▶ [The problem]: Gather each line containing the string "JSON" from these entries.

BEGIN Listing

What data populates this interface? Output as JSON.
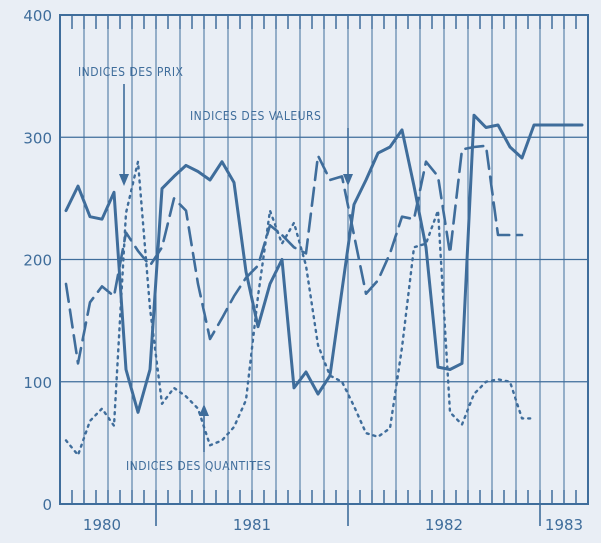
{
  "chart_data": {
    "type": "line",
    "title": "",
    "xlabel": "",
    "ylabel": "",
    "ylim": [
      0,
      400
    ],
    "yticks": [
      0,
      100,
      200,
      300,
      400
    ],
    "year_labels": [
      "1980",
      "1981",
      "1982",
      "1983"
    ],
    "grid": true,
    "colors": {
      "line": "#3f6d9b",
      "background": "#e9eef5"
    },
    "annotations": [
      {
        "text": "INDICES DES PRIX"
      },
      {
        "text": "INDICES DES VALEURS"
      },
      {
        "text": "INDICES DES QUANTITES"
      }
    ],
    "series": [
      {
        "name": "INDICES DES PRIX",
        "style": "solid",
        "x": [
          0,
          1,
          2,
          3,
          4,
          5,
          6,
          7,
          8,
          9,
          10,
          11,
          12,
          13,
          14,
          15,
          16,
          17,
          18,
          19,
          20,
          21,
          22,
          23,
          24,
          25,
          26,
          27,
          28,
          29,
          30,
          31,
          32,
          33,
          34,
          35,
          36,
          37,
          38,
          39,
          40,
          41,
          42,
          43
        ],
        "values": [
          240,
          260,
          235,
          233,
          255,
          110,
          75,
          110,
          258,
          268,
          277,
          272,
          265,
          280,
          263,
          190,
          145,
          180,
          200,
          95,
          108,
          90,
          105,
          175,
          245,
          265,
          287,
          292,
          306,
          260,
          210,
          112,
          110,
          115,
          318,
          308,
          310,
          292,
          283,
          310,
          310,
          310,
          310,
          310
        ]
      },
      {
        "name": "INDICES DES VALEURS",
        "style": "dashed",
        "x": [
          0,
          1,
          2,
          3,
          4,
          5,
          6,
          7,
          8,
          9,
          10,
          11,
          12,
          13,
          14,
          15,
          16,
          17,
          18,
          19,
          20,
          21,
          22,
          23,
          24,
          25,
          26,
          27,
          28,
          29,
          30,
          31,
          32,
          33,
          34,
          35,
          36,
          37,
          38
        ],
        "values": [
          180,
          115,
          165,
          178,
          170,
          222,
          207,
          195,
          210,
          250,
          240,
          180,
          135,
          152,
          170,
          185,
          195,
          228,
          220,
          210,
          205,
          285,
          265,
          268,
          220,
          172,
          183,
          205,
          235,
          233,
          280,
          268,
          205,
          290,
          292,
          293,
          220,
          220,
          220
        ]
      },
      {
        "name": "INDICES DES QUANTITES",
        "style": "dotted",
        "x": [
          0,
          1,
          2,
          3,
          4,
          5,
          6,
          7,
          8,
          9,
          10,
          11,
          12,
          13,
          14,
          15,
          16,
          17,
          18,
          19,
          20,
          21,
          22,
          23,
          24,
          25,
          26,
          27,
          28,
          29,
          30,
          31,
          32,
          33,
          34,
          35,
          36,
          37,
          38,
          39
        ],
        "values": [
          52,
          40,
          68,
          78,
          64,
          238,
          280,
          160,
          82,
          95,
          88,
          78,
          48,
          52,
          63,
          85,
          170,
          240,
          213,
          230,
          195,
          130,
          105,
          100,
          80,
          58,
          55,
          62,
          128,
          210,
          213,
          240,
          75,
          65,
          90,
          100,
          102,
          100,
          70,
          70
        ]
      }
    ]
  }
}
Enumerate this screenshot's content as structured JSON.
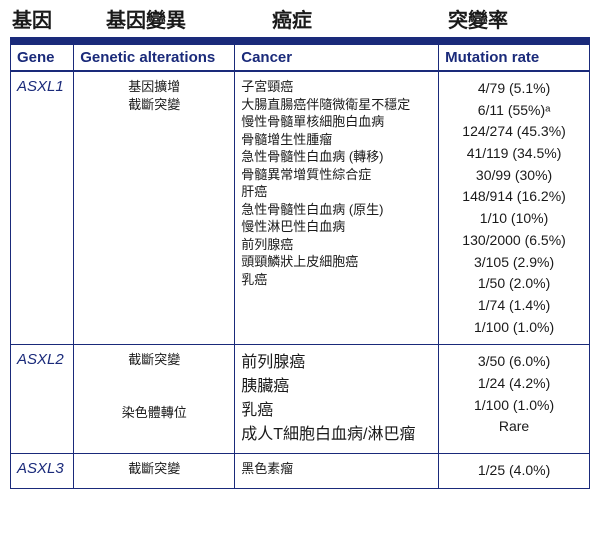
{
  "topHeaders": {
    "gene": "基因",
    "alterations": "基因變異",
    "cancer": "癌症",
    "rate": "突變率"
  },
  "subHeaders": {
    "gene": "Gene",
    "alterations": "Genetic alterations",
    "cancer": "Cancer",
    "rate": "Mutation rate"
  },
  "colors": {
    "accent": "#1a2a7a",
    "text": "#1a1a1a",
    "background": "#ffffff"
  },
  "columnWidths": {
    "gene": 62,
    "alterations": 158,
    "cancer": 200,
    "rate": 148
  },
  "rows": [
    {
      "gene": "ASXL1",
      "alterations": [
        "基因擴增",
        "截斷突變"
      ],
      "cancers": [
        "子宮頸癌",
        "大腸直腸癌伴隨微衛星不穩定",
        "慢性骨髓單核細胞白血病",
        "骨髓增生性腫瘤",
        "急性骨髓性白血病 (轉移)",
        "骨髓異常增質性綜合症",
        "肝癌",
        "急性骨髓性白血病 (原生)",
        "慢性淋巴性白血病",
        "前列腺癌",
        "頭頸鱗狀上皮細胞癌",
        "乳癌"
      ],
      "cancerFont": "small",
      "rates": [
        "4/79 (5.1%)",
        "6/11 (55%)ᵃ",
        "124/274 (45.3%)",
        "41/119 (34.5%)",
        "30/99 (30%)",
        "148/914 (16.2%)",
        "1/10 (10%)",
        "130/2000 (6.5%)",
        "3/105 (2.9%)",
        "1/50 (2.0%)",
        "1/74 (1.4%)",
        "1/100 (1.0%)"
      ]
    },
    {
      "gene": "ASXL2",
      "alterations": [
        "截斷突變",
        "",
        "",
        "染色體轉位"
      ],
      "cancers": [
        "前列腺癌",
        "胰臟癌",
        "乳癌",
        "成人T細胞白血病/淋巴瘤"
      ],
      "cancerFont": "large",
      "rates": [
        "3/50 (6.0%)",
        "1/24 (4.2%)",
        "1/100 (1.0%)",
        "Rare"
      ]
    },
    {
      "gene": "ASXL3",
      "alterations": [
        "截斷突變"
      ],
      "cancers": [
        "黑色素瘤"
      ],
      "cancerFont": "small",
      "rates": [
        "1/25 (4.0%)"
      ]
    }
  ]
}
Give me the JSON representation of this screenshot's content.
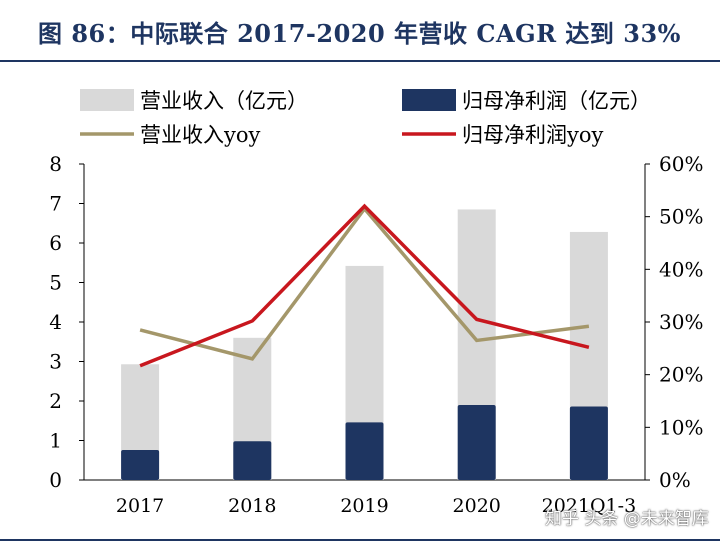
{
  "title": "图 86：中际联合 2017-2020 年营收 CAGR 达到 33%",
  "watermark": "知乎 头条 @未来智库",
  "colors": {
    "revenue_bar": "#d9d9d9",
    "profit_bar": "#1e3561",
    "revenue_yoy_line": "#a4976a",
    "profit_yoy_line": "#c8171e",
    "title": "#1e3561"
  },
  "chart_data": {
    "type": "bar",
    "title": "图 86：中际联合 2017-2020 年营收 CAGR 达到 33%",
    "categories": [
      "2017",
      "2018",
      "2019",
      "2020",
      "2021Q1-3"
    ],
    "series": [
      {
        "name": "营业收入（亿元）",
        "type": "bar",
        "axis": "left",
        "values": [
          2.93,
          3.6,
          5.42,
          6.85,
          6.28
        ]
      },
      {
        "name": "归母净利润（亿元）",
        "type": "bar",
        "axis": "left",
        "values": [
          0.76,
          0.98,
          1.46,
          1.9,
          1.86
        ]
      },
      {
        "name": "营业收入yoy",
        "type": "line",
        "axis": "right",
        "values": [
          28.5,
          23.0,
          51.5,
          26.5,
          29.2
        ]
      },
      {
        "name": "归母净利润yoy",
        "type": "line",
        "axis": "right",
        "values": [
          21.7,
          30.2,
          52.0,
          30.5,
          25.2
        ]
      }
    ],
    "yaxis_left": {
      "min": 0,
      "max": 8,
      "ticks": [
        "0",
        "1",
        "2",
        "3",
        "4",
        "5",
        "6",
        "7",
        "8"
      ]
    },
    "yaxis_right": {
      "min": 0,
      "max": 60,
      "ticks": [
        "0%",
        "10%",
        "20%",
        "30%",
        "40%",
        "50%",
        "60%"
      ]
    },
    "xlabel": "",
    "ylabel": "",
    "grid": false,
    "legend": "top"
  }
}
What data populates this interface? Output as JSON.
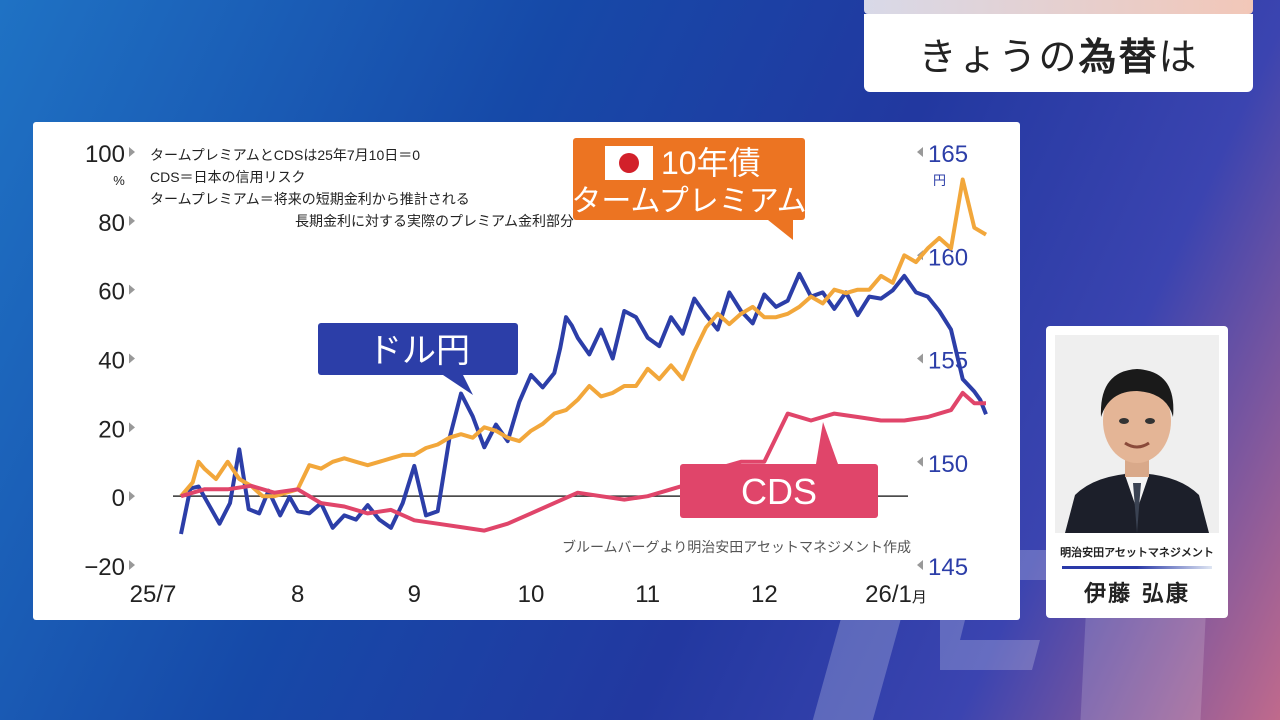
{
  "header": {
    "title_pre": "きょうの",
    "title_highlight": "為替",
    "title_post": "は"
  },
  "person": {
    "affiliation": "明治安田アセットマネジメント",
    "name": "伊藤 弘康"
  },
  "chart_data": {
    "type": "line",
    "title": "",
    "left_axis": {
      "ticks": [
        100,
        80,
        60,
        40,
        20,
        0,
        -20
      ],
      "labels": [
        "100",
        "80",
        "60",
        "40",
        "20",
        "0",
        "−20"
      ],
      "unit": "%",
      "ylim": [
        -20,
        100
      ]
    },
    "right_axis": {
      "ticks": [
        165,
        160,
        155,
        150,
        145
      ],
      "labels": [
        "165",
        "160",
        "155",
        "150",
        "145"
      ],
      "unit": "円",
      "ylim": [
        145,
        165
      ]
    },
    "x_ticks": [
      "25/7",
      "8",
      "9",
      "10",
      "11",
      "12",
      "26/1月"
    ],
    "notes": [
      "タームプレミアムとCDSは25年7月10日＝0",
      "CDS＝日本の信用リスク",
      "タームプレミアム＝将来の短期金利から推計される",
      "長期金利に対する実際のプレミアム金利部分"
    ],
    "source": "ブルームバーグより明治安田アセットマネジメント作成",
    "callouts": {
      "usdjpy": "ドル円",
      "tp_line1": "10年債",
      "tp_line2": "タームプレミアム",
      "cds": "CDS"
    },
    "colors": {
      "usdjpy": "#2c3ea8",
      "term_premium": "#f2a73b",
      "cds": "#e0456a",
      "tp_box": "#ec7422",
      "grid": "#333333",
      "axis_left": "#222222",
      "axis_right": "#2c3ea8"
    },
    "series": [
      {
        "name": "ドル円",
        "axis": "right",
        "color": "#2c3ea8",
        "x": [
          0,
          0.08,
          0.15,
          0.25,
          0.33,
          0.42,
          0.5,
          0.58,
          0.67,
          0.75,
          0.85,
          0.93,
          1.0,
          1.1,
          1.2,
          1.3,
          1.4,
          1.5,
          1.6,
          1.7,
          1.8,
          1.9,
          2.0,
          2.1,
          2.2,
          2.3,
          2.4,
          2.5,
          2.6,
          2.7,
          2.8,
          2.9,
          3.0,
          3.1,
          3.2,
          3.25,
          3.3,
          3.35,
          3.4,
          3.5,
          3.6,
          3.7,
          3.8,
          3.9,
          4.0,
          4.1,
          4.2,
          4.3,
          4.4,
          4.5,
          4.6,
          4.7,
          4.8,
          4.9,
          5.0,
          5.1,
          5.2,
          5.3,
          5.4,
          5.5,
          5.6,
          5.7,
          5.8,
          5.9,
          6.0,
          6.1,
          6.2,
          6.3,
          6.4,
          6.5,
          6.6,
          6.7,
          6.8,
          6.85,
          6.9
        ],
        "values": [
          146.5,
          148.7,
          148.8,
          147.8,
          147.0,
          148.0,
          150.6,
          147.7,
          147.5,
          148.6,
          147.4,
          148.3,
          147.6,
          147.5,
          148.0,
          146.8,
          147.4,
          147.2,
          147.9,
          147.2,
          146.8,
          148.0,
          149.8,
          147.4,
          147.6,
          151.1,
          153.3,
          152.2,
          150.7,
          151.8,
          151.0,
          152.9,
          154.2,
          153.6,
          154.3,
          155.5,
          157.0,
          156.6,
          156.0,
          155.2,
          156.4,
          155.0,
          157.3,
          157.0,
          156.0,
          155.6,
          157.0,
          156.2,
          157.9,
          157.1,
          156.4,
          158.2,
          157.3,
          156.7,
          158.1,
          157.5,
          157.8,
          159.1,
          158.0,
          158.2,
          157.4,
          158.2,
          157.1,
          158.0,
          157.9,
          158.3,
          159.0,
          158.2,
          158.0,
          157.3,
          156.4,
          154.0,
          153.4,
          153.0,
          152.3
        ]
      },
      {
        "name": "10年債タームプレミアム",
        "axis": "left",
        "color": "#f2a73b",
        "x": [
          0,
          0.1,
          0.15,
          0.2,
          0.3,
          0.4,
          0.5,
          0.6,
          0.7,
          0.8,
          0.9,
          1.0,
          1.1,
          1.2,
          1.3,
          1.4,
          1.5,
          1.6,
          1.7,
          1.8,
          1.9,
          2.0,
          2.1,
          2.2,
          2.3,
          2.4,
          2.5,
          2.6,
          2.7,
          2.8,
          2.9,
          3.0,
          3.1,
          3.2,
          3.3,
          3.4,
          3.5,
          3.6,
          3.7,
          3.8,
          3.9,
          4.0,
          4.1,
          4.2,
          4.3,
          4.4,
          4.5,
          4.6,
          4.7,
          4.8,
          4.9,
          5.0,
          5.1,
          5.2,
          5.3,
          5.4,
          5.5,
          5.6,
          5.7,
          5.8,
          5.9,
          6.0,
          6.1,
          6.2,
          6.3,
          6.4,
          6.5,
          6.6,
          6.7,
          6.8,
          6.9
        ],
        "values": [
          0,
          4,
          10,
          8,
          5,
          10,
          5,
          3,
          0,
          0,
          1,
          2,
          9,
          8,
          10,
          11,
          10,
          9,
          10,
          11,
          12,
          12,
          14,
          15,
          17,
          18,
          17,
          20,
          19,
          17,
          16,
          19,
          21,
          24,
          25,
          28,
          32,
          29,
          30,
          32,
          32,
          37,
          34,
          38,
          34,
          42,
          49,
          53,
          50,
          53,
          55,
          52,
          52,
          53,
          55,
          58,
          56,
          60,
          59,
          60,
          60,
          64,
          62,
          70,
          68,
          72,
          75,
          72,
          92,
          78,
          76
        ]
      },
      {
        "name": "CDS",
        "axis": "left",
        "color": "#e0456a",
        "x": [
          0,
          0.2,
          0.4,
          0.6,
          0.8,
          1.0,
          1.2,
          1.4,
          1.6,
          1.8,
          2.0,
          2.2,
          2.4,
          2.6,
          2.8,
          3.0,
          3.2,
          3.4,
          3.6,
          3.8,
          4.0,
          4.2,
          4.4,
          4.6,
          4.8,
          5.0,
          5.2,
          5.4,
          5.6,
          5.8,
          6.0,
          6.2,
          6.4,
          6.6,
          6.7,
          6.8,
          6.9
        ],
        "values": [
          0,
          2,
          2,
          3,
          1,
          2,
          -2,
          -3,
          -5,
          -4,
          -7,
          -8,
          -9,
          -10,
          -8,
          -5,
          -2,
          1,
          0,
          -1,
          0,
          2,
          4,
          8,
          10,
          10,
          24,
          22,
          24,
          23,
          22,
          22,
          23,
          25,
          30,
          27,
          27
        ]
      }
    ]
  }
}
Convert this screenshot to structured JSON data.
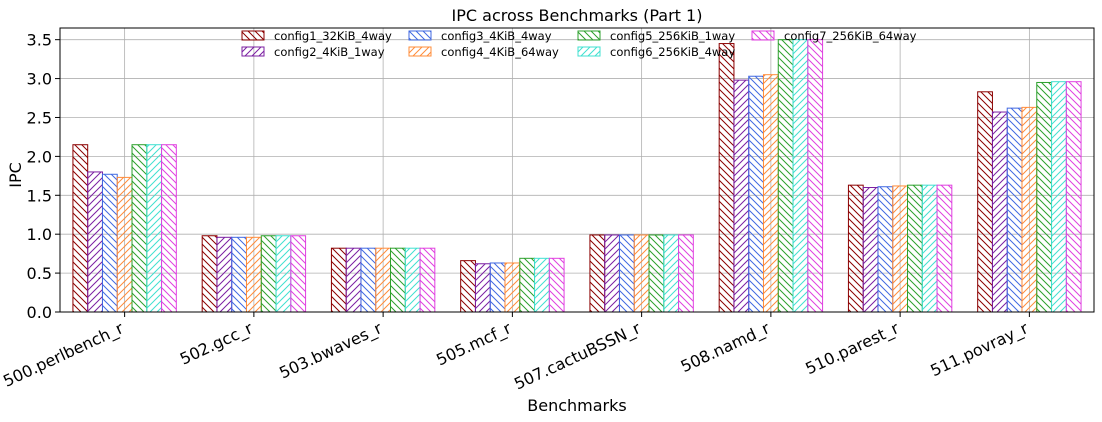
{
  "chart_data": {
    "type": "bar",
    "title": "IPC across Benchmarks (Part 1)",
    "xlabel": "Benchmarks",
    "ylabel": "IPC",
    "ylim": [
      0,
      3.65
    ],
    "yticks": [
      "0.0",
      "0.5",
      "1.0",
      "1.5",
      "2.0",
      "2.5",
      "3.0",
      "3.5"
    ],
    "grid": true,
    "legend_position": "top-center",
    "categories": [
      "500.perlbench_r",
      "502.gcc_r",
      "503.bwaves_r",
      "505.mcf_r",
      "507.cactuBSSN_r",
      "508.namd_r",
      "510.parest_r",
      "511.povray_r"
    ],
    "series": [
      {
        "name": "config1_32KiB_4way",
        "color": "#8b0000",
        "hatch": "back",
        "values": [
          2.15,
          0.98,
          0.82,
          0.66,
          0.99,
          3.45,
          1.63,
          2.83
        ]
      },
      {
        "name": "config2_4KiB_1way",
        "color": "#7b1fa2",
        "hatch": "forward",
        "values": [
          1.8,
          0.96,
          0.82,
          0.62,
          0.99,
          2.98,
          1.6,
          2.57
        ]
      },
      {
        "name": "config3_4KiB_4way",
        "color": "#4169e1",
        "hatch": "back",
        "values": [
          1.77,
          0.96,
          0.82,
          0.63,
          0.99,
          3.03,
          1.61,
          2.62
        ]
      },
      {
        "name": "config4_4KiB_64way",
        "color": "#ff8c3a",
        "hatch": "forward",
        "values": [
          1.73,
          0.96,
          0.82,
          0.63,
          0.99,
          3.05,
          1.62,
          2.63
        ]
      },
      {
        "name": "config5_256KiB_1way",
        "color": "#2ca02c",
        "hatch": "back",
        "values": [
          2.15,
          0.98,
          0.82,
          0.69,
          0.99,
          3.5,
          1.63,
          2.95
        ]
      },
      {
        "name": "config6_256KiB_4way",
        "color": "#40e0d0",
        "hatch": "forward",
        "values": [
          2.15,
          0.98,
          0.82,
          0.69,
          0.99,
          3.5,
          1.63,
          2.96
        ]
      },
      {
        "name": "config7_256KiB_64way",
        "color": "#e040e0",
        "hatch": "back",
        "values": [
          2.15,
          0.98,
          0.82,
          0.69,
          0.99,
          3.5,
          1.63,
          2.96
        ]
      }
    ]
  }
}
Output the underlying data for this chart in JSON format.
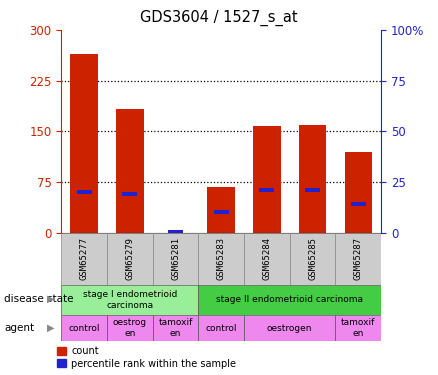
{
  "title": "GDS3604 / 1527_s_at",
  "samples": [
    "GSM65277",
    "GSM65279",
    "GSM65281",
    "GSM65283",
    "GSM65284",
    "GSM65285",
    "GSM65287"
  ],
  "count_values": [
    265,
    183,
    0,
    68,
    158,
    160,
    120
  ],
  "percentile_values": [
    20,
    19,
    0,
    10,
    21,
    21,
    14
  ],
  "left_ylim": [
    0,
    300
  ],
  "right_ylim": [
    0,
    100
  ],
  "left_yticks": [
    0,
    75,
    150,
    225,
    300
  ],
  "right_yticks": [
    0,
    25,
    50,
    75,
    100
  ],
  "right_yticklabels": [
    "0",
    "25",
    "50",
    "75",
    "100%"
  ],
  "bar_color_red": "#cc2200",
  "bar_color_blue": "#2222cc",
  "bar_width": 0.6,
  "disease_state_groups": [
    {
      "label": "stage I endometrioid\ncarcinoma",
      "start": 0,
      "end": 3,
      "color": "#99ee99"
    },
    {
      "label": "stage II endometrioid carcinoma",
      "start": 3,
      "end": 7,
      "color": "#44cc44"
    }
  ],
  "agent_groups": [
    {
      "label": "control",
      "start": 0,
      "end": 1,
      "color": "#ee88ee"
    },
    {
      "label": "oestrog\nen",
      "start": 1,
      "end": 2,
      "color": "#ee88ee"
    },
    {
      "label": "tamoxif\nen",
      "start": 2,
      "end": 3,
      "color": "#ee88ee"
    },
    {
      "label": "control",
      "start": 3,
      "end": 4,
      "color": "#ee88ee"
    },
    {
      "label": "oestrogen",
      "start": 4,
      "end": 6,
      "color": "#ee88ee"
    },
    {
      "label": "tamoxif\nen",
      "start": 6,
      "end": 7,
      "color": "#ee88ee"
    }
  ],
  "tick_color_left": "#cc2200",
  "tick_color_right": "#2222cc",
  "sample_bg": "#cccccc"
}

END Listing

▶ [Full output]:
What data populates this interface? Output as JSON.
Enumerate this screenshot's content as structured JSON.
Give me the JSON representation of this screenshot's content.
What data populates this interface? Output as JSON.
Convert this screenshot to structured JSON data.
Output the underlying data for this chart in JSON format.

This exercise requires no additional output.